**Exercise objective**
Each entry below is to be given again word for word, with no pictures.

++++++++++++++++++++

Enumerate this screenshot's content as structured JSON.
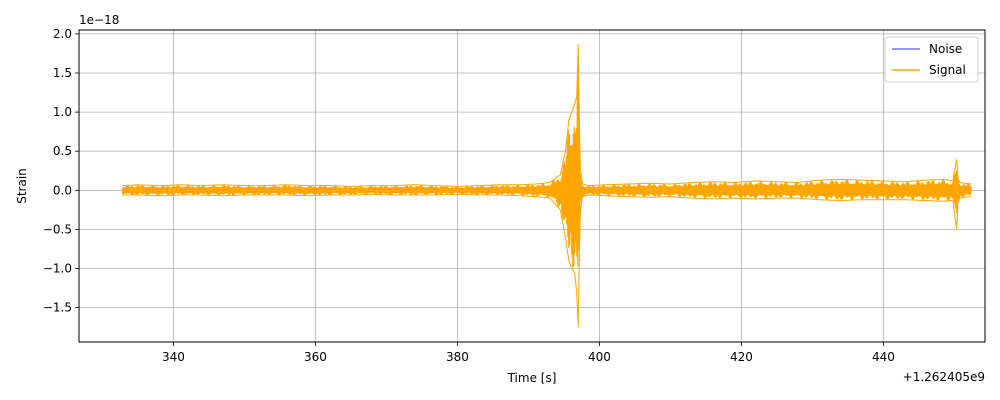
{
  "chart_data": {
    "type": "line",
    "title": "",
    "xlabel": "Time [s]",
    "ylabel": "Strain",
    "x_offset_label": "+1.262405e9",
    "y_scale_label": "1e−18",
    "xlim": [
      326.7,
      454.3
    ],
    "ylim": [
      -1.94,
      2.05
    ],
    "x_ticks": [
      340,
      360,
      380,
      400,
      420,
      440
    ],
    "x_tick_labels": [
      "340",
      "360",
      "380",
      "400",
      "420",
      "440"
    ],
    "y_ticks": [
      -1.5,
      -1.0,
      -0.5,
      0.0,
      0.5,
      1.0,
      1.5,
      2.0
    ],
    "y_tick_labels": [
      "−1.5",
      "−1.0",
      "−0.5",
      "0.0",
      "0.5",
      "1.0",
      "1.5",
      "2.0"
    ],
    "grid": true,
    "legend_position": "top-right",
    "series": [
      {
        "name": "Noise",
        "color": "#7575ff",
        "x": [],
        "y": []
      },
      {
        "name": "Signal",
        "color": "#ffa500",
        "x": [
          332.8,
          335,
          338,
          341,
          344,
          347,
          350,
          353,
          356,
          359,
          362,
          365,
          368,
          371,
          374,
          377,
          380,
          383,
          386,
          389,
          391,
          393,
          394.5,
          395.2,
          395.7,
          396.1,
          396.5,
          396.8,
          397.0,
          397.1,
          397.3,
          397.6,
          398.5,
          401,
          404,
          407,
          410,
          413,
          416,
          419,
          422,
          425,
          428,
          431,
          434,
          437,
          440,
          443,
          446,
          448.5,
          449.8,
          450.3,
          450.5,
          450.8,
          451.5,
          452.4
        ],
        "y_upper": [
          0.06,
          0.07,
          0.06,
          0.07,
          0.06,
          0.07,
          0.06,
          0.06,
          0.07,
          0.06,
          0.06,
          0.05,
          0.06,
          0.06,
          0.07,
          0.06,
          0.05,
          0.06,
          0.07,
          0.07,
          0.08,
          0.1,
          0.2,
          0.5,
          0.9,
          1.0,
          1.1,
          1.2,
          1.87,
          1.2,
          0.3,
          0.08,
          0.06,
          0.07,
          0.08,
          0.09,
          0.08,
          0.1,
          0.11,
          0.1,
          0.12,
          0.11,
          0.1,
          0.13,
          0.14,
          0.13,
          0.12,
          0.11,
          0.13,
          0.14,
          0.12,
          0.4,
          0.15,
          0.1,
          0.09,
          0.08
        ],
        "y_lower": [
          -0.06,
          -0.06,
          -0.07,
          -0.06,
          -0.06,
          -0.07,
          -0.06,
          -0.06,
          -0.06,
          -0.07,
          -0.06,
          -0.06,
          -0.05,
          -0.06,
          -0.06,
          -0.06,
          -0.05,
          -0.06,
          -0.06,
          -0.07,
          -0.08,
          -0.1,
          -0.25,
          -0.6,
          -0.9,
          -1.0,
          -1.05,
          -1.3,
          -1.75,
          -1.2,
          -0.3,
          -0.08,
          -0.06,
          -0.07,
          -0.08,
          -0.09,
          -0.08,
          -0.1,
          -0.11,
          -0.1,
          -0.11,
          -0.1,
          -0.1,
          -0.12,
          -0.13,
          -0.12,
          -0.12,
          -0.12,
          -0.13,
          -0.14,
          -0.13,
          -0.5,
          -0.15,
          -0.1,
          -0.09,
          -0.08
        ]
      }
    ]
  },
  "colors": {
    "signal": "#ffa500",
    "noise": "#7575ff",
    "grid": "#b0b0b0",
    "axes": "#000000"
  }
}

++++++++++++++++++++

**Solution for this exercise**
Enumerate this screenshot's content as structured JSON.
{
  "chart_data": {
    "type": "line",
    "title": "",
    "xlabel": "Time [s]",
    "ylabel": "Strain",
    "x_offset_label": "+1.262405e9",
    "y_scale_label": "1e−18",
    "xlim": [
      326.7,
      454.3
    ],
    "ylim": [
      -1.94,
      2.05
    ],
    "x_ticks": [
      340,
      360,
      380,
      400,
      420,
      440
    ],
    "x_tick_labels": [
      "340",
      "360",
      "380",
      "400",
      "420",
      "440"
    ],
    "y_ticks": [
      -1.5,
      -1.0,
      -0.5,
      0.0,
      0.5,
      1.0,
      1.5,
      2.0
    ],
    "y_tick_labels": [
      "−1.5",
      "−1.0",
      "−0.5",
      "0.0",
      "0.5",
      "1.0",
      "1.5",
      "2.0"
    ],
    "grid": true,
    "legend_position": "top-right",
    "series": [
      {
        "name": "Noise",
        "color": "#7575ff",
        "x": [],
        "y": []
      },
      {
        "name": "Signal",
        "color": "#ffa500",
        "x": [
          332.8,
          335,
          338,
          341,
          344,
          347,
          350,
          353,
          356,
          359,
          362,
          365,
          368,
          371,
          374,
          377,
          380,
          383,
          386,
          389,
          391,
          393,
          394.5,
          395.2,
          395.7,
          396.1,
          396.5,
          396.8,
          397.0,
          397.1,
          397.3,
          397.6,
          398.5,
          401,
          404,
          407,
          410,
          413,
          416,
          419,
          422,
          425,
          428,
          431,
          434,
          437,
          440,
          443,
          446,
          448.5,
          449.8,
          450.3,
          450.5,
          450.8,
          451.5,
          452.4
        ],
        "y_upper": [
          0.06,
          0.07,
          0.06,
          0.07,
          0.06,
          0.07,
          0.06,
          0.06,
          0.07,
          0.06,
          0.06,
          0.05,
          0.06,
          0.06,
          0.07,
          0.06,
          0.05,
          0.06,
          0.07,
          0.07,
          0.08,
          0.1,
          0.2,
          0.5,
          0.9,
          1.0,
          1.1,
          1.2,
          1.87,
          1.2,
          0.3,
          0.08,
          0.06,
          0.07,
          0.08,
          0.09,
          0.08,
          0.1,
          0.11,
          0.1,
          0.12,
          0.11,
          0.1,
          0.13,
          0.14,
          0.13,
          0.12,
          0.11,
          0.13,
          0.14,
          0.12,
          0.4,
          0.15,
          0.1,
          0.09,
          0.08
        ],
        "y_lower": [
          -0.06,
          -0.06,
          -0.07,
          -0.06,
          -0.06,
          -0.07,
          -0.06,
          -0.06,
          -0.06,
          -0.07,
          -0.06,
          -0.06,
          -0.05,
          -0.06,
          -0.06,
          -0.06,
          -0.05,
          -0.06,
          -0.06,
          -0.07,
          -0.08,
          -0.1,
          -0.25,
          -0.6,
          -0.9,
          -1.0,
          -1.05,
          -1.3,
          -1.75,
          -1.2,
          -0.3,
          -0.08,
          -0.06,
          -0.07,
          -0.08,
          -0.09,
          -0.08,
          -0.1,
          -0.11,
          -0.1,
          -0.11,
          -0.1,
          -0.1,
          -0.12,
          -0.13,
          -0.12,
          -0.12,
          -0.12,
          -0.13,
          -0.14,
          -0.13,
          -0.5,
          -0.15,
          -0.1,
          -0.09,
          -0.08
        ]
      }
    ]
  },
  "colors": {
    "signal": "#ffa500",
    "noise": "#7575ff",
    "grid": "#b0b0b0",
    "axes": "#000000"
  }
}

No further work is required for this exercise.